Records provided:
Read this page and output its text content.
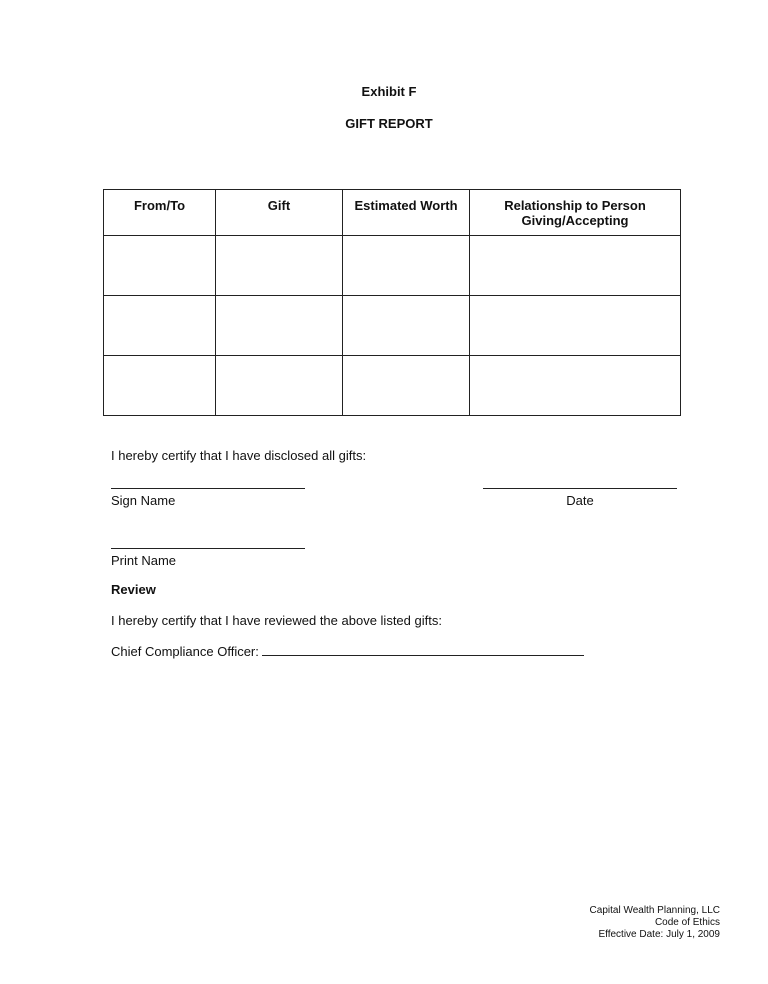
Exhibit F
GIFT REPORT
From/To	Gift	Estimated Worth	Relationship to Person Giving/Accepting

I hereby certify that I have disclosed all gifts:
Sign Name	Date
Print Name
Review
I hereby certify that I have reviewed the above listed gifts:
Chief Compliance Officer:
Capital Wealth Planning, LLC
Code of Ethics
Effective Date: July 1, 2009
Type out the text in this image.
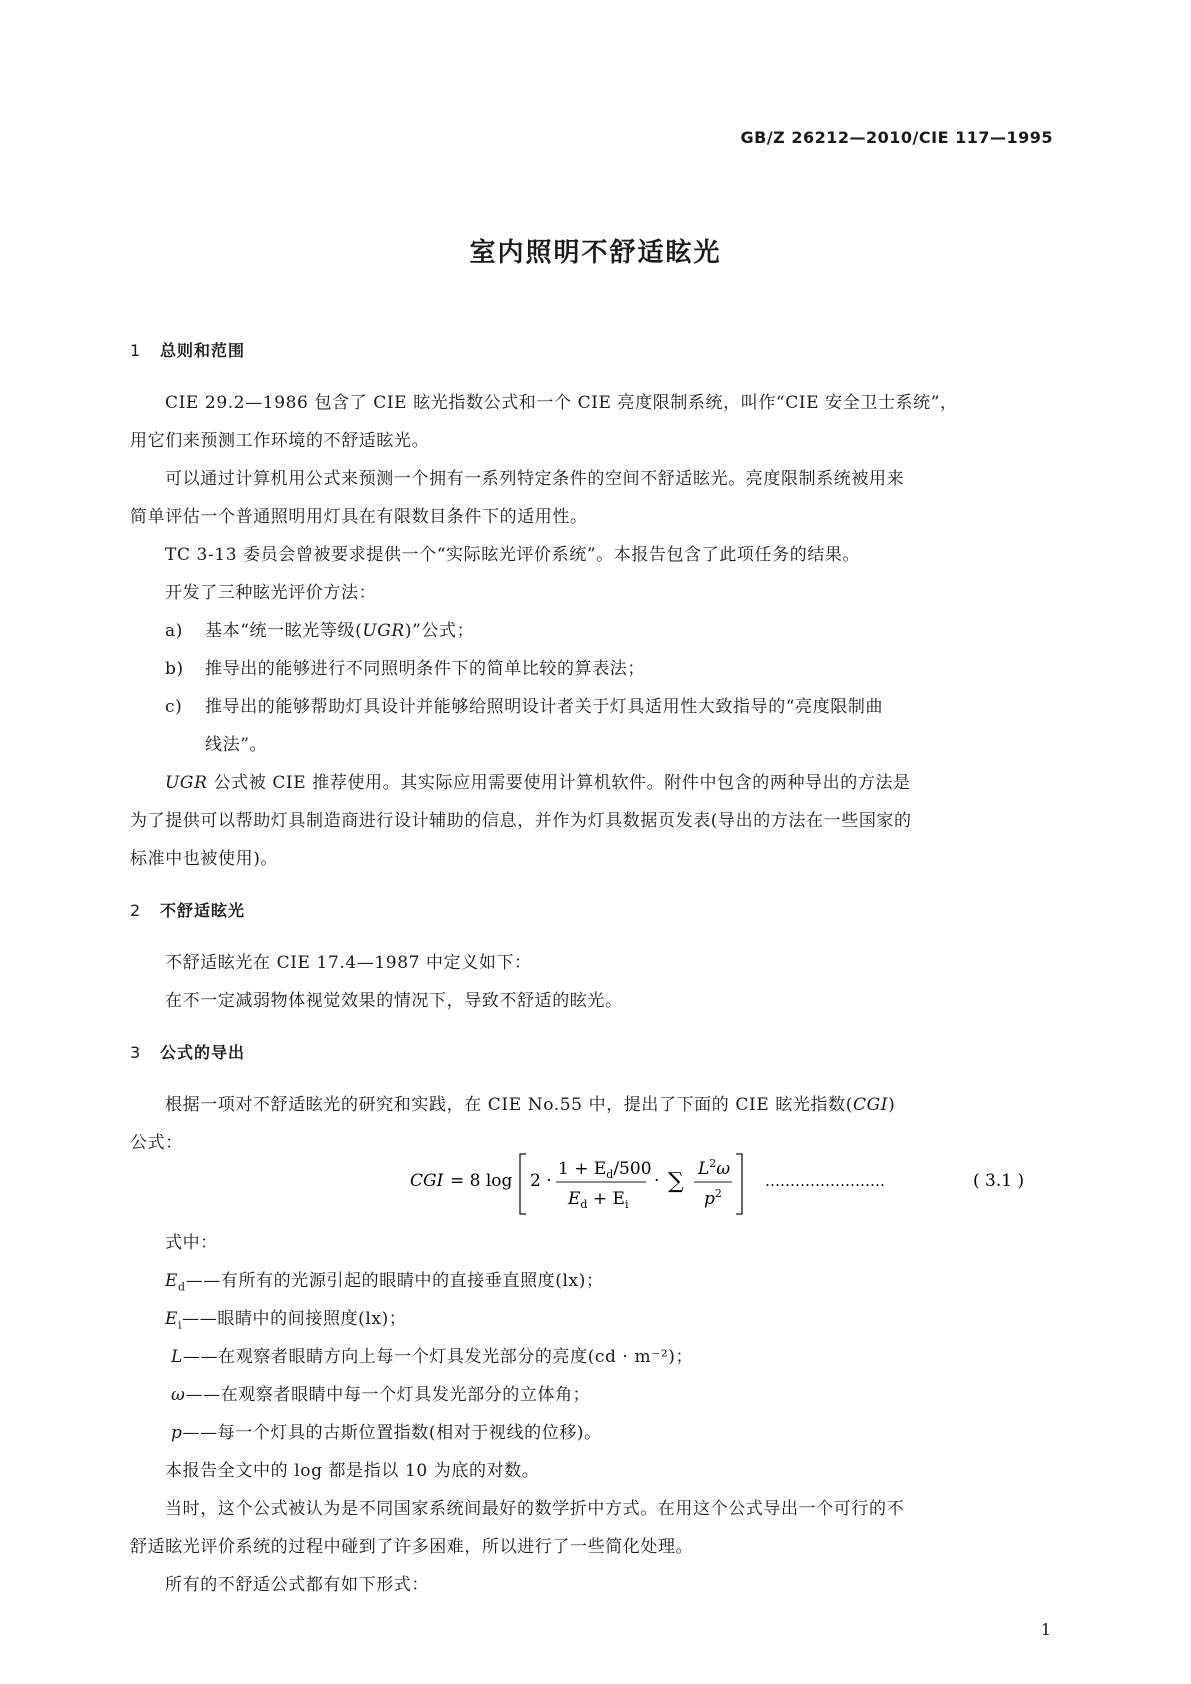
GB/Z 26212—2010/CIE 117—1995
室内照明不舒适眩光
1 总则和范围
CIE 29.2—1986 包含了 CIE 眩光指数公式和一个 CIE 亮度限制系统，叫作“CIE 安全卫士系统”，
用它们来预测工作环境的不舒适眩光。
可以通过计算机用公式来预测一个拥有一系列特定条件的空间不舒适眩光。亮度限制系统被用来
简单评估一个普通照明用灯具在有限数目条件下的适用性。
TC 3-13 委员会曾被要求提供一个“实际眩光评价系统”。本报告包含了此项任务的结果。
开发了三种眩光评价方法：
a) 基本“统一眩光等级(UGR)”公式；
b) 推导出的能够进行不同照明条件下的简单比较的算表法；
c) 推导出的能够帮助灯具设计并能够给照明设计者关于灯具适用性大致指导的“亮度限制曲
线法”。
UGR 公式被 CIE 推荐使用。其实际应用需要使用计算机软件。附件中包含的两种导出的方法是
为了提供可以帮助灯具制造商进行设计辅助的信息，并作为灯具数据页发表(导出的方法在一些国家的
标准中也被使用)。
2 不舒适眩光
不舒适眩光在 CIE 17.4—1987 中定义如下：
在不一定减弱物体视觉效果的情况下，导致不舒适的眩光。
3 公式的导出
根据一项对不舒适眩光的研究和实践，在 CIE No.55 中，提出了下面的 CIE 眩光指数(CGI)
公式：
CGI = 8 log 2 ·
$1 + E_d/500$
$E_d + E_i$
· ∑ $L^2\omega$
$p^2$
……………………	( 3.1 )
式中：
$E_d——$有所有的光源引起的眼睛中的直接垂直照度(lx)；
$E_i——$眼睛中的间接照度(lx)；
L——在观察者眼睛方向上每一个灯具发光部分的亮度(cd · m⁻²)；
ω——在观察者眼睛中每一个灯具发光部分的立体角；
p——每一个灯具的古斯位置指数(相对于视线的位移)。
本报告全文中的 log 都是指以 10 为底的对数。
当时，这个公式被认为是不同国家系统间最好的数学折中方式。在用这个公式导出一个可行的不
舒适眩光评价系统的过程中碰到了许多困难，所以进行了一些简化处理。
所有的不舒适公式都有如下形式：
1
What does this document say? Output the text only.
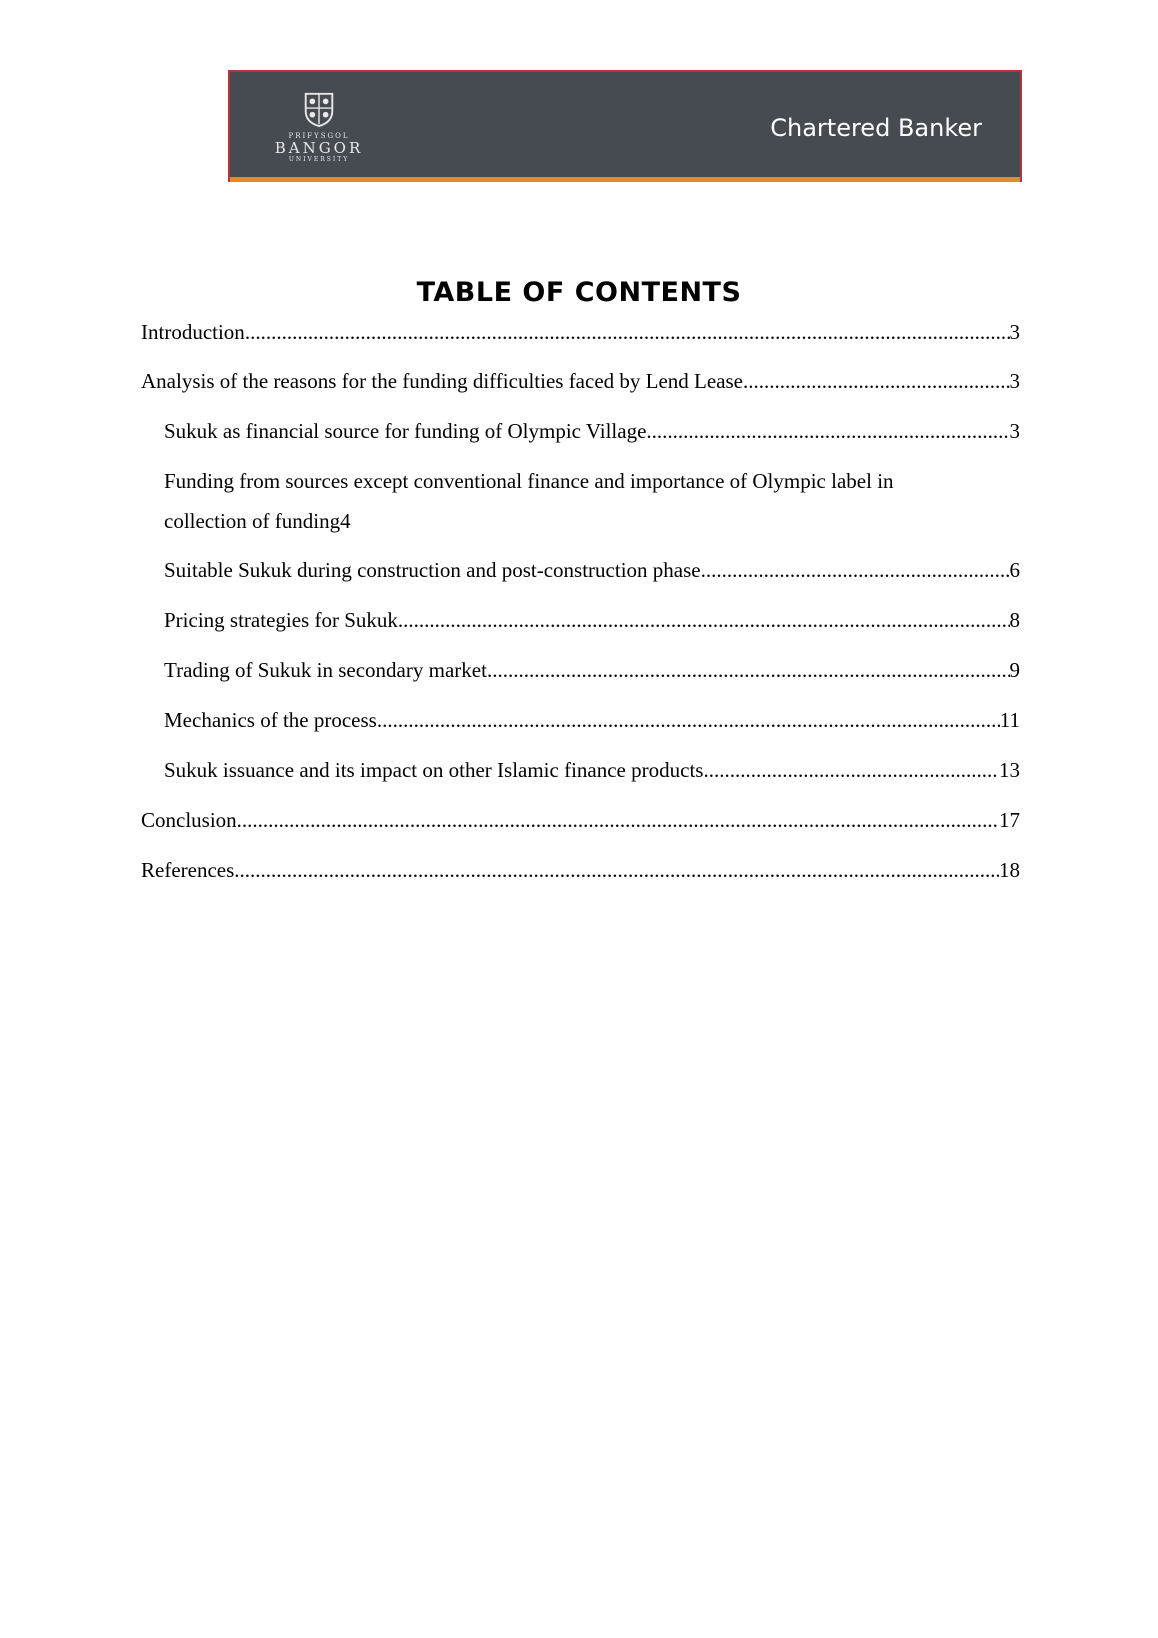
PRIFYSGOL
BANGOR
UNIVERSITY
Chartered Banker
TABLE OF CONTENTS
Introduction .....	3
Analysis of the reasons for the funding difficulties faced by Lend Lease .....	3
Sukuk as financial source for funding of Olympic Village .....	3
Funding from sources except conventional finance and importance of Olympic label in
collection of funding 4
Suitable Sukuk during construction and post-construction phase .....	6
Pricing strategies for Sukuk .....	8
Trading of Sukuk in secondary market .....	9
Mechanics of the process .....	11
Sukuk issuance and its impact on other Islamic finance products .....	13
Conclusion .....	17
References .....	18
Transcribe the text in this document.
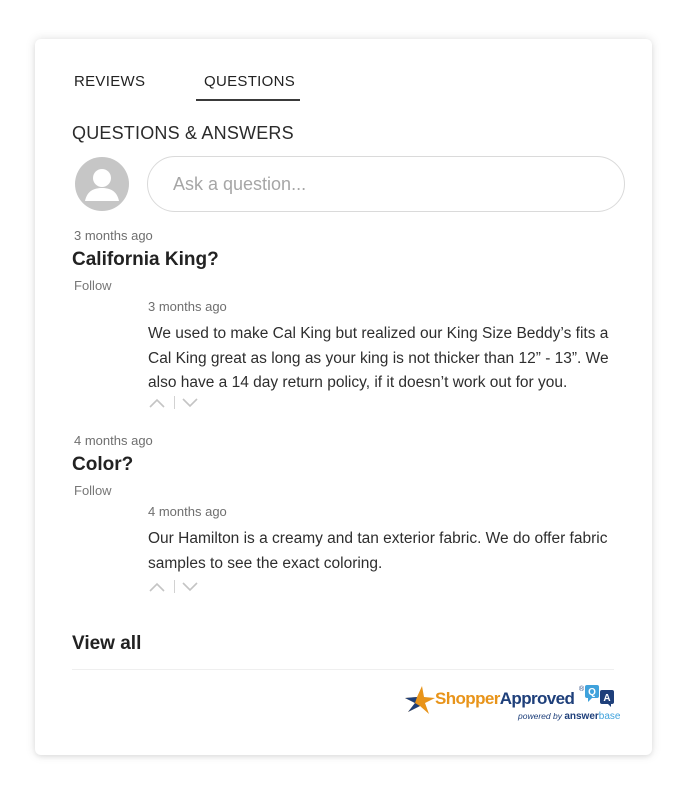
REVIEWS	QUESTIONS
QUESTIONS & ANSWERS
Ask a question...
3 months ago
California King?
Follow
3 months ago
We used to make Cal King but realized our King Size Beddy’s fits a Cal King great as long as your king is not thicker than 12” - 13”. We also have a 14 day return policy, if it doesn’t work out for you.
4 months ago
Color?
Follow
4 months ago
Our Hamilton is a creamy and tan exterior fabric. We do offer fabric samples to see the exact coloring.
View all
ShopperApproved ® Q
A
powered by answerbase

Aim of the task: Pull every line containing the word "document" out of the entries above.

Answer for the task:
What does this document say? Output the text only.
Transcribe the text in this document.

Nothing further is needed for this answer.